(begin)

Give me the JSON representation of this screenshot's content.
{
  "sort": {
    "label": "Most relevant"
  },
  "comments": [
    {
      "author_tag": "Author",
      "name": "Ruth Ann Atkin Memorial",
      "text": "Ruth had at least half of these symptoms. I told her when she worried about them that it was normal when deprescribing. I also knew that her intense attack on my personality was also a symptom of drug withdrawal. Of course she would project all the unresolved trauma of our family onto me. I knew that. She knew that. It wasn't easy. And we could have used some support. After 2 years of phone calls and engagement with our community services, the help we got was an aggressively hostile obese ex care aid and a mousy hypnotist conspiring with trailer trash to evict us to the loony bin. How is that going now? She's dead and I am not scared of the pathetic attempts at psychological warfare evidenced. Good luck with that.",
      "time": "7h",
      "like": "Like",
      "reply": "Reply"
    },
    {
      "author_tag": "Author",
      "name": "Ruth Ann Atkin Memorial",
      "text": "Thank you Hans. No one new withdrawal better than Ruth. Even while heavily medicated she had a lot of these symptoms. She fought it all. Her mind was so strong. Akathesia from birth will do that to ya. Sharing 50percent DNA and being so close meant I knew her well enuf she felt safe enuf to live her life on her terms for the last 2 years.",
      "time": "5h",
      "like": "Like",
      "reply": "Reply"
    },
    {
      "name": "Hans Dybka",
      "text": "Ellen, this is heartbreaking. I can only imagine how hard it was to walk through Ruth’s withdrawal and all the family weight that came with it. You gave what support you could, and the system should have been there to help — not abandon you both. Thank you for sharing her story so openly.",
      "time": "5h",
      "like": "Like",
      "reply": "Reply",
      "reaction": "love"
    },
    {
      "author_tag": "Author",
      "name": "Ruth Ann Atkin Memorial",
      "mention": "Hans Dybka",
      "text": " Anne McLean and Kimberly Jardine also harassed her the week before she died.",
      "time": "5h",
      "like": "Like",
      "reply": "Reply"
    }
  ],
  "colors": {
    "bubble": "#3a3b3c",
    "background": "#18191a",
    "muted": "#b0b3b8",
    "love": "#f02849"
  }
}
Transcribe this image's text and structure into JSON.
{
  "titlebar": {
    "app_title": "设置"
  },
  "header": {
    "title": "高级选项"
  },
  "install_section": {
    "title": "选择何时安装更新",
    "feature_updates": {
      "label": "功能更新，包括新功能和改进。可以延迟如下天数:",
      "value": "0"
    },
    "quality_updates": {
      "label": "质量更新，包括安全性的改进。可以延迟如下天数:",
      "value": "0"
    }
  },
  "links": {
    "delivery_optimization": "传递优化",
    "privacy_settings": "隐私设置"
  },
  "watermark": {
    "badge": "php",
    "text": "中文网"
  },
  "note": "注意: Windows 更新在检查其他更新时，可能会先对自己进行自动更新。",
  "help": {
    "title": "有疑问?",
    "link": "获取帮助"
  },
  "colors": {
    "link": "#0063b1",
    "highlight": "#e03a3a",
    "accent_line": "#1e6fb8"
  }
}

(end)

Extract all of the data shown above without alteration.

▶ SOLUTION TO THIS EXERCISE:
Give me the JSON representation of this screenshot's content.
{
  "sort": {
    "label": "Most relevant"
  },
  "comments": [
    {
      "author_tag": "Author",
      "name": "Ruth Ann Atkin Memorial",
      "text": "Ruth had at least half of these symptoms. I told her when she worried about them that it was normal when deprescribing. I also knew that her intense attack on my personality was also a symptom of drug withdrawal. Of course she would project all the unresolved trauma of our family onto me. I knew that. She knew that. It wasn't easy. And we could have used some support. After 2 years of phone calls and engagement with our community services, the help we got was an aggressively hostile obese ex care aid and a mousy hypnotist conspiring with trailer trash to evict us to the loony bin. How is that going now? She's dead and I am not scared of the pathetic attempts at psychological warfare evidenced. Good luck with that.",
      "time": "7h",
      "like": "Like",
      "reply": "Reply"
    },
    {
      "author_tag": "Author",
      "name": "Ruth Ann Atkin Memorial",
      "text": "Thank you Hans. No one new withdrawal better than Ruth. Even while heavily medicated she had a lot of these symptoms. She fought it all. Her mind was so strong. Akathesia from birth will do that to ya. Sharing 50percent DNA and being so close meant I knew her well enuf she felt safe enuf to live her life on her terms for the last 2 years.",
      "time": "5h",
      "like": "Like",
      "reply": "Reply"
    },
    {
      "name": "Hans Dybka",
      "text": "Ellen, this is heartbreaking. I can only imagine how hard it was to walk through Ruth’s withdrawal and all the family weight that came with it. You gave what support you could, and the system should have been there to help — not abandon you both. Thank you for sharing her story so openly.",
      "time": "5h",
      "like": "Like",
      "reply": "Reply",
      "reaction": "love"
    },
    {
      "author_tag": "Author",
      "name": "Ruth Ann Atkin Memorial",
      "mention": "Hans Dybka",
      "text": " Anne McLean and Kimberly Jardine also harassed her the week before she died.",
      "time": "5h",
      "like": "Like",
      "reply": "Reply"
    }
  ],
  "colors": {
    "bubble": "#3a3b3c",
    "background": "#18191a",
    "muted": "#b0b3b8",
    "love": "#f02849"
  }
}
Transcribe this image's text and structure into JSON.
{
  "titlebar": {
    "app_title": "设置"
  },
  "header": {
    "title": "高级选项"
  },
  "install_section": {
    "title": "选择何时安装更新",
    "feature_updates": {
      "label": "功能更新，包括新功能和改进。可以延迟如下天数:",
      "value": "0"
    },
    "quality_updates": {
      "label": "质量更新，包括安全性的改进。可以延迟如下天数:",
      "value": "0"
    }
  },
  "links": {
    "delivery_optimization": "传递优化",
    "privacy_settings": "隐私设置"
  },
  "watermark": {
    "badge": "php",
    "text": "中文网"
  },
  "note": "注意: Windows 更新在检查其他更新时，可能会先对自己进行自动更新。",
  "help": {
    "title": "有疑问?",
    "link": "获取帮助"
  },
  "colors": {
    "link": "#0063b1",
    "highlight": "#e03a3a",
    "accent_line": "#1e6fb8"
  }
}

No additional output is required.